## WHAT THE EXERCISE ASKS
Each line of the listing that contains the word "龍谷大学論集" is to be copied.

## TASK DATA
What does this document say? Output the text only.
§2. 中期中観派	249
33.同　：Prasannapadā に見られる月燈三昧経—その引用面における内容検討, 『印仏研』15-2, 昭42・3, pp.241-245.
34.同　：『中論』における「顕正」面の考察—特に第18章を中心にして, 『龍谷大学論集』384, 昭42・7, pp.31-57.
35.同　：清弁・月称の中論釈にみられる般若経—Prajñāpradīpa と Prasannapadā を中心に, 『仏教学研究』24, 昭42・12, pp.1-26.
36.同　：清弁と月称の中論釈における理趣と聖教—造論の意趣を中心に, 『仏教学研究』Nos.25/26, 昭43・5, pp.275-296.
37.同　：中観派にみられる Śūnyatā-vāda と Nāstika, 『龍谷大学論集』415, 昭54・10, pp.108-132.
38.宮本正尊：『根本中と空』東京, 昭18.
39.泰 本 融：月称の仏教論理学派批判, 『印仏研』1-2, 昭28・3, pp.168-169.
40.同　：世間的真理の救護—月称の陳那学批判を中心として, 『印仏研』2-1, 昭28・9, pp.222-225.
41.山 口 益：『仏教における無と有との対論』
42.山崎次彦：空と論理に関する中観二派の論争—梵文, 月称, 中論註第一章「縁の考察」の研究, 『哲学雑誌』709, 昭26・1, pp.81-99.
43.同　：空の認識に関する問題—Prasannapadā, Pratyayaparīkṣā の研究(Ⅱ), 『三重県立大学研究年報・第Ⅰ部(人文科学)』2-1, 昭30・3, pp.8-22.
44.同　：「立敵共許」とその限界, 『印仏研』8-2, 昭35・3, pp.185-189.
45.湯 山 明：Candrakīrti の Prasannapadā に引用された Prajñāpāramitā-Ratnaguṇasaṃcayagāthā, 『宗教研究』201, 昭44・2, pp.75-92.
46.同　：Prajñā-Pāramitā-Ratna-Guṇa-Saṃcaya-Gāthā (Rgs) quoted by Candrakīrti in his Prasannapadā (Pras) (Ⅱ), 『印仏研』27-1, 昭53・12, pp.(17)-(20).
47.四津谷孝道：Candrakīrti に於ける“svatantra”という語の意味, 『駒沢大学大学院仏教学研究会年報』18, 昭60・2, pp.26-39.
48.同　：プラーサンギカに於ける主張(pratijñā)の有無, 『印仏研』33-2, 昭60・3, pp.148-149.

## TASK RESPONSE
34.同　：『中論』における「顕正」面の考察—特に第18章を中心にして, 『龍谷大学論集』384, 昭42・7, pp.31-57.
37.同　：中観派にみられる Śūnyatā-vāda と Nāstika, 『龍谷大学論集』415, 昭54・10, pp.108-132.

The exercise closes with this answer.